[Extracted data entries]
▽

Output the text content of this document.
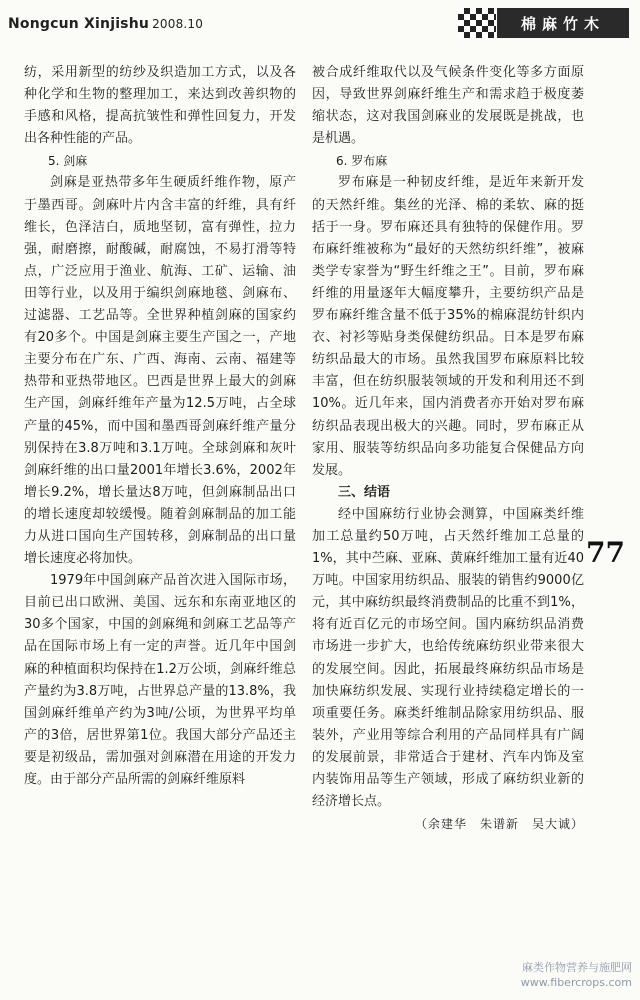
Nongcun Xinjishu 2008.10	棉麻竹木

纺，采用新型的纺纱及织造加工方式，以及各种化学和生物的整理加工，来达到改善织物的手感和风格，提高抗皱性和弹性回复力，开发出各种性能的产品。

5. 剑麻

剑麻是亚热带多年生硬质纤维作物，原产于墨西哥。剑麻叶片内含丰富的纤维，具有纤维长，色泽洁白，质地坚韧，富有弹性，拉力强，耐磨擦，耐酸碱，耐腐蚀，不易打滑等特点，广泛应用于渔业、航海、工矿、运输、油田等行业，以及用于编织剑麻地毯、剑麻布、过滤器、工艺品等。全世界种植剑麻的国家约有20多个。中国是剑麻主要生产国之一，产地主要分布在广东、广西、海南、云南、福建等热带和亚热带地区。巴西是世界上最大的剑麻生产国，剑麻纤维年产量为12.5万吨，占全球产量的45%，而中国和墨西哥剑麻纤维产量分别保持在3.8万吨和3.1万吨。全球剑麻和灰叶剑麻纤维的出口量2001年增长3.6%，2002年增长9.2%，增长量达8万吨，但剑麻制品出口的增长速度却较缓慢。随着剑麻制品的加工能力从进口国向生产国转移，剑麻制品的出口量增长速度必将加快。

1979年中国剑麻产品首次进入国际市场，目前已出口欧洲、美国、远东和东南亚地区的30多个国家，中国的剑麻绳和剑麻工艺品等产品在国际市场上有一定的声誉。近几年中国剑麻的种植面积均保持在1.2万公顷，剑麻纤维总产量约为3.8万吨，占世界总产量的13.8%，我国剑麻纤维单产约为3吨/公顷，为世界平均单产的3倍，居世界第1位。我国大部分产品还主要是初级品，需加强对剑麻潜在用途的开发力度。由于部分产品所需的剑麻纤维原料

被合成纤维取代以及气候条件变化等多方面原因，导致世界剑麻纤维生产和需求趋于极度萎缩状态，这对我国剑麻业的发展既是挑战，也是机遇。

6. 罗布麻

罗布麻是一种韧皮纤维，是近年来新开发的天然纤维。集丝的光泽、棉的柔软、麻的挺括于一身。罗布麻还具有独特的保健作用。罗布麻纤维被称为“最好的天然纺织纤维”，被麻类学专家誉为“野生纤维之王”。目前，罗布麻纤维的用量逐年大幅度攀升，主要纺织产品是罗布麻纤维含量不低于35%的棉麻混纺针织内衣、衬衫等贴身类保健纺织品。日本是罗布麻纺织品最大的市场。虽然我国罗布麻原料比较丰富，但在纺织服装领域的开发和利用还不到10%。近几年来，国内消费者亦开始对罗布麻纺织品表现出极大的兴趣。同时，罗布麻正从家用、服装等纺织品向多功能复合保健品方向发展。

三、结语

经中国麻纺行业协会测算，中国麻类纤维加工总量约50万吨，占天然纤维加工总量的1%，其中苎麻、亚麻、黄麻纤维加工量有近40万吨。中国家用纺织品、服装的销售约9000亿元，其中麻纺织最终消费制品的比重不到1%，将有近百亿元的市场空间。国内麻纺织品消费市场进一步扩大，也给传统麻纺织业带来很大的发展空间。因此，拓展最终麻纺织品市场是加快麻纺织发展、实现行业持续稳定增长的一项重要任务。麻类纤维制品除家用纺织品、服装外，产业用等综合利用的产品同样具有广阔的发展前景，非常适合于建材、汽车内饰及室内装饰用品等生产领域，形成了麻纺织业新的经济增长点。

（余建华　朱谱新　吴大诚）

77
麻类作物营养与施肥网
www.fibercrops.com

△

STATED EXERCISE -> Leave out the pictures and transcribe everything else exactly.

TASK ANSWER ->
Output the text content of this document.
Nongcun Xinjishu 2008.10	棉麻竹木

纺，采用新型的纺纱及织造加工方式，以及各种化学和生物的整理加工，来达到改善织物的手感和风格，提高抗皱性和弹性回复力，开发出各种性能的产品。

5. 剑麻

剑麻是亚热带多年生硬质纤维作物，原产于墨西哥。剑麻叶片内含丰富的纤维，具有纤维长，色泽洁白，质地坚韧，富有弹性，拉力强，耐磨擦，耐酸碱，耐腐蚀，不易打滑等特点，广泛应用于渔业、航海、工矿、运输、油田等行业，以及用于编织剑麻地毯、剑麻布、过滤器、工艺品等。全世界种植剑麻的国家约有20多个。中国是剑麻主要生产国之一，产地主要分布在广东、广西、海南、云南、福建等热带和亚热带地区。巴西是世界上最大的剑麻生产国，剑麻纤维年产量为12.5万吨，占全球产量的45%，而中国和墨西哥剑麻纤维产量分别保持在3.8万吨和3.1万吨。全球剑麻和灰叶剑麻纤维的出口量2001年增长3.6%，2002年增长9.2%，增长量达8万吨，但剑麻制品出口的增长速度却较缓慢。随着剑麻制品的加工能力从进口国向生产国转移，剑麻制品的出口量增长速度必将加快。

1979年中国剑麻产品首次进入国际市场，目前已出口欧洲、美国、远东和东南亚地区的30多个国家，中国的剑麻绳和剑麻工艺品等产品在国际市场上有一定的声誉。近几年中国剑麻的种植面积均保持在1.2万公顷，剑麻纤维总产量约为3.8万吨，占世界总产量的13.8%，我国剑麻纤维单产约为3吨/公顷，为世界平均单产的3倍，居世界第1位。我国大部分产品还主要是初级品，需加强对剑麻潜在用途的开发力度。由于部分产品所需的剑麻纤维原料

被合成纤维取代以及气候条件变化等多方面原因，导致世界剑麻纤维生产和需求趋于极度萎缩状态，这对我国剑麻业的发展既是挑战，也是机遇。

6. 罗布麻

罗布麻是一种韧皮纤维，是近年来新开发的天然纤维。集丝的光泽、棉的柔软、麻的挺括于一身。罗布麻还具有独特的保健作用。罗布麻纤维被称为“最好的天然纺织纤维”，被麻类学专家誉为“野生纤维之王”。目前，罗布麻纤维的用量逐年大幅度攀升，主要纺织产品是罗布麻纤维含量不低于35%的棉麻混纺针织内衣、衬衫等贴身类保健纺织品。日本是罗布麻纺织品最大的市场。虽然我国罗布麻原料比较丰富，但在纺织服装领域的开发和利用还不到10%。近几年来，国内消费者亦开始对罗布麻纺织品表现出极大的兴趣。同时，罗布麻正从家用、服装等纺织品向多功能复合保健品方向发展。

三、结语

经中国麻纺行业协会测算，中国麻类纤维加工总量约50万吨，占天然纤维加工总量的1%，其中苎麻、亚麻、黄麻纤维加工量有近40万吨。中国家用纺织品、服装的销售约9000亿元，其中麻纺织最终消费制品的比重不到1%，将有近百亿元的市场空间。国内麻纺织品消费市场进一步扩大，也给传统麻纺织业带来很大的发展空间。因此，拓展最终麻纺织品市场是加快麻纺织发展、实现行业持续稳定增长的一项重要任务。麻类纤维制品除家用纺织品、服装外，产业用等综合利用的产品同样具有广阔的发展前景，非常适合于建材、汽车内饰及室内装饰用品等生产领域，形成了麻纺织业新的经济增长点。

（余建华　朱谱新　吴大诚）

77
麻类作物营养与施肥网
www.fibercrops.com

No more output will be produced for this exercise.